_YOUR TASK_
Write out the listing in full, matching it word for word.

* START *

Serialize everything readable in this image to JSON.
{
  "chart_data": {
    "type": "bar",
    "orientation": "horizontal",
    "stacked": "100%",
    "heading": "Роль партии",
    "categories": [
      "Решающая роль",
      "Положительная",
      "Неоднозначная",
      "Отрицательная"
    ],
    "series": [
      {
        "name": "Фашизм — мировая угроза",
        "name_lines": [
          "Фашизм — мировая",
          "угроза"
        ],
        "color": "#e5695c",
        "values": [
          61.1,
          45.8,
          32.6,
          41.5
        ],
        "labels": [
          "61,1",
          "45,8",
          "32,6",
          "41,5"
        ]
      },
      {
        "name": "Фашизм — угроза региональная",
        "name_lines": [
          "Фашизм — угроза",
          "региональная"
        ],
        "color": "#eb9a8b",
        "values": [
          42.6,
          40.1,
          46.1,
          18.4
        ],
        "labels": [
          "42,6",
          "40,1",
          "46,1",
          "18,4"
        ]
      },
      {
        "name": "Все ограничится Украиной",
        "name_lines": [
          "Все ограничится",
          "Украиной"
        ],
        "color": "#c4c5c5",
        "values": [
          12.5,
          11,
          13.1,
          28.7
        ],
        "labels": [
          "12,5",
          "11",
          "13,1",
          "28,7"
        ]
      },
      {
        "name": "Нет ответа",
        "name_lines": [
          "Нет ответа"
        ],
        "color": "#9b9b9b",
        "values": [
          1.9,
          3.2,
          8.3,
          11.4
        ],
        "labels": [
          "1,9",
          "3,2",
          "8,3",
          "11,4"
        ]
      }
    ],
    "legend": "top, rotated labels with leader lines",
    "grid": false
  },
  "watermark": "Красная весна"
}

* END *

_EXPECTED OUTPUT_
Serialize everything readable in this image to JSON.
{
  "chart_data": {
    "type": "bar",
    "orientation": "horizontal",
    "stacked": "100%",
    "heading": "Роль партии",
    "categories": [
      "Решающая роль",
      "Положительная",
      "Неоднозначная",
      "Отрицательная"
    ],
    "series": [
      {
        "name": "Фашизм — мировая угроза",
        "name_lines": [
          "Фашизм — мировая",
          "угроза"
        ],
        "color": "#e5695c",
        "values": [
          61.1,
          45.8,
          32.6,
          41.5
        ],
        "labels": [
          "61,1",
          "45,8",
          "32,6",
          "41,5"
        ]
      },
      {
        "name": "Фашизм — угроза региональная",
        "name_lines": [
          "Фашизм — угроза",
          "региональная"
        ],
        "color": "#eb9a8b",
        "values": [
          42.6,
          40.1,
          46.1,
          18.4
        ],
        "labels": [
          "42,6",
          "40,1",
          "46,1",
          "18,4"
        ]
      },
      {
        "name": "Все ограничится Украиной",
        "name_lines": [
          "Все ограничится",
          "Украиной"
        ],
        "color": "#c4c5c5",
        "values": [
          12.5,
          11,
          13.1,
          28.7
        ],
        "labels": [
          "12,5",
          "11",
          "13,1",
          "28,7"
        ]
      },
      {
        "name": "Нет ответа",
        "name_lines": [
          "Нет ответа"
        ],
        "color": "#9b9b9b",
        "values": [
          1.9,
          3.2,
          8.3,
          11.4
        ],
        "labels": [
          "1,9",
          "3,2",
          "8,3",
          "11,4"
        ]
      }
    ],
    "legend": "top, rotated labels with leader lines",
    "grid": false
  },
  "watermark": "Красная весна"
}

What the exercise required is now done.